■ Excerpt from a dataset
----

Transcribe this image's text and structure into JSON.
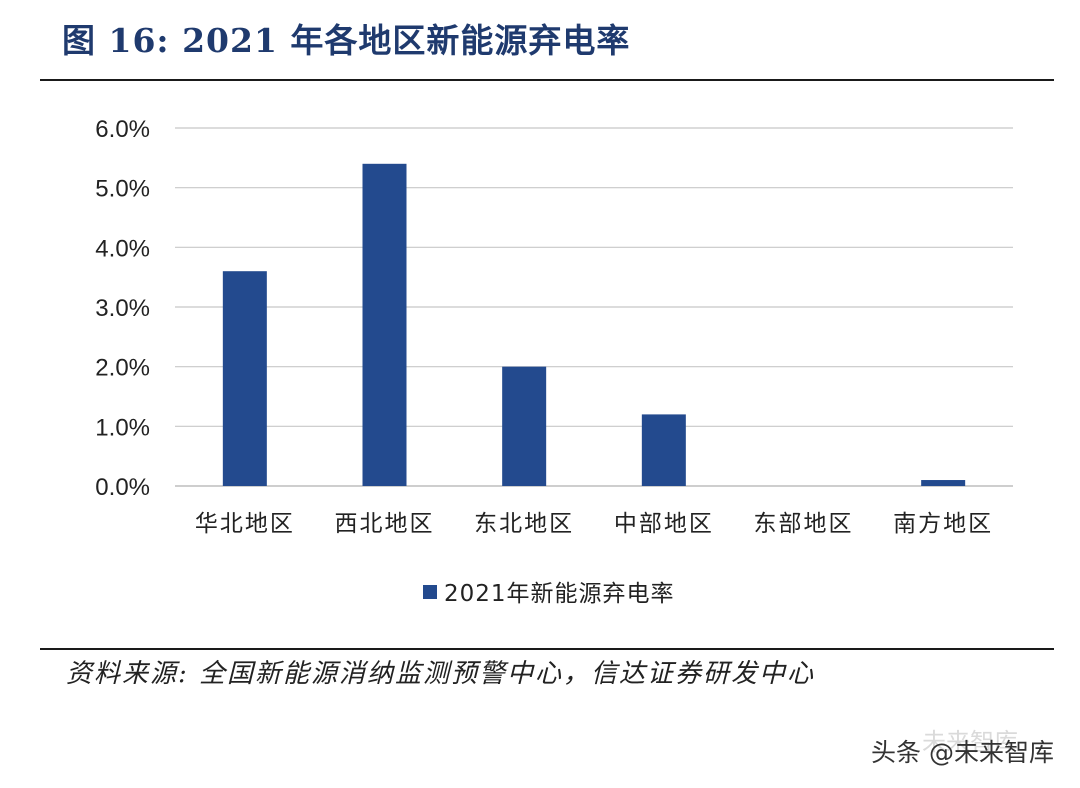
{
  "title": "图 16:  2021 年各地区新能源弃电率",
  "source": "资料来源: 全国新能源消纳监测预警中心，信达证券研发中心",
  "watermark": "头条 @未来智库",
  "watermark_ghost": "未来智库",
  "colors": {
    "bar": "#234a8e",
    "title": "#1f3a6e",
    "grid": "#c8c8c8"
  },
  "chart_data": {
    "type": "bar",
    "categories": [
      "华北地区",
      "西北地区",
      "东北地区",
      "中部地区",
      "东部地区",
      "南方地区"
    ],
    "series": [
      {
        "name": "2021年新能源弃电率",
        "values": [
          3.6,
          5.4,
          2.0,
          1.2,
          0.0,
          0.1
        ]
      }
    ],
    "yticks": [
      "0.0%",
      "1.0%",
      "2.0%",
      "3.0%",
      "4.0%",
      "5.0%",
      "6.0%"
    ],
    "ylim": [
      0,
      6
    ],
    "grid": true,
    "legend_position": "bottom"
  }
}
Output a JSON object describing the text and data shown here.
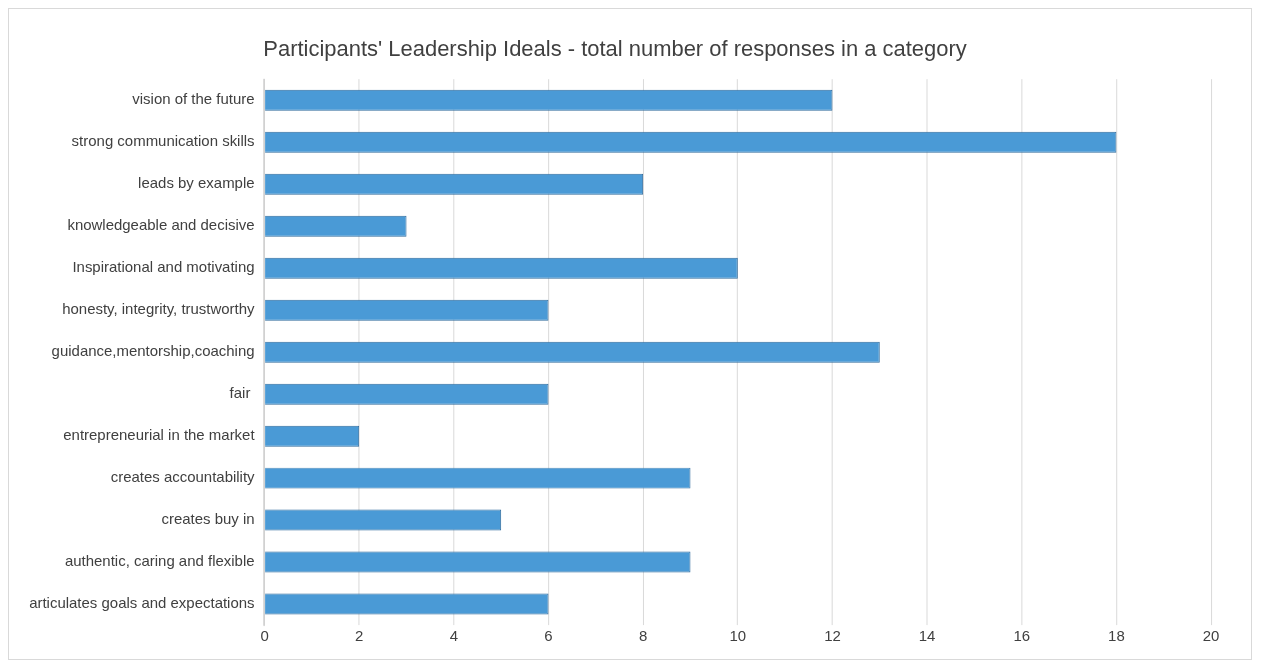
{
  "chart_data": {
    "type": "bar",
    "orientation": "horizontal",
    "title": "Participants' Leadership Ideals - total number of responses in a category",
    "categories": [
      "vision of the future",
      "strong communication skills",
      "leads by example",
      "knowledgeable and decisive",
      "Inspirational and motivating",
      "honesty, integrity, trustworthy",
      "guidance,mentorship,coaching",
      "fair ",
      "entrepreneurial in the market",
      "creates accountability",
      "creates buy in",
      "authentic, caring and flexible",
      "articulates goals and expectations"
    ],
    "values": [
      12,
      18,
      8,
      3,
      10,
      6,
      13,
      6,
      2,
      9,
      5,
      9,
      6
    ],
    "color": "#4a9ad6",
    "xlim": [
      0,
      20
    ],
    "xticks": [
      0,
      2,
      4,
      6,
      8,
      10,
      12,
      14,
      16,
      18,
      20
    ],
    "grid": "x",
    "legend": false
  }
}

----

■ EXERCISE
Exactly as written, return every line of the listing, but not the pictures.

■ FULL RESPONSE
Transcribe this image's text and structure into JSON.
{
  "title": "图 16:  2021 年各地区新能源弃电率",
  "source": "资料来源: 全国新能源消纳监测预警中心，信达证券研发中心",
  "watermark": "头条 @未来智库",
  "watermark_ghost": "未来智库",
  "colors": {
    "bar": "#234a8e",
    "title": "#1f3a6e",
    "grid": "#c8c8c8"
  },
  "chart_data": {
    "type": "bar",
    "categories": [
      "华北地区",
      "西北地区",
      "东北地区",
      "中部地区",
      "东部地区",
      "南方地区"
    ],
    "series": [
      {
        "name": "2021年新能源弃电率",
        "values": [
          3.6,
          5.4,
          2.0,
          1.2,
          0.0,
          0.1
        ]
      }
    ],
    "yticks": [
      "0.0%",
      "1.0%",
      "2.0%",
      "3.0%",
      "4.0%",
      "5.0%",
      "6.0%"
    ],
    "ylim": [
      0,
      6
    ],
    "grid": true,
    "legend_position": "bottom"
  }
}
Output a JSON object describing the text and data shown here.
{
  "chart_data": {
    "type": "bar",
    "orientation": "horizontal",
    "title": "Participants' Leadership Ideals - total number of responses in a category",
    "categories": [
      "vision of the future",
      "strong communication skills",
      "leads by example",
      "knowledgeable and decisive",
      "Inspirational and motivating",
      "honesty, integrity, trustworthy",
      "guidance,mentorship,coaching",
      "fair ",
      "entrepreneurial in the market",
      "creates accountability",
      "creates buy in",
      "authentic, caring and flexible",
      "articulates goals and expectations"
    ],
    "values": [
      12,
      18,
      8,
      3,
      10,
      6,
      13,
      6,
      2,
      9,
      5,
      9,
      6
    ],
    "color": "#4a9ad6",
    "xlim": [
      0,
      20
    ],
    "xticks": [
      0,
      2,
      4,
      6,
      8,
      10,
      12,
      14,
      16,
      18,
      20
    ],
    "grid": "x",
    "legend": false
  }
}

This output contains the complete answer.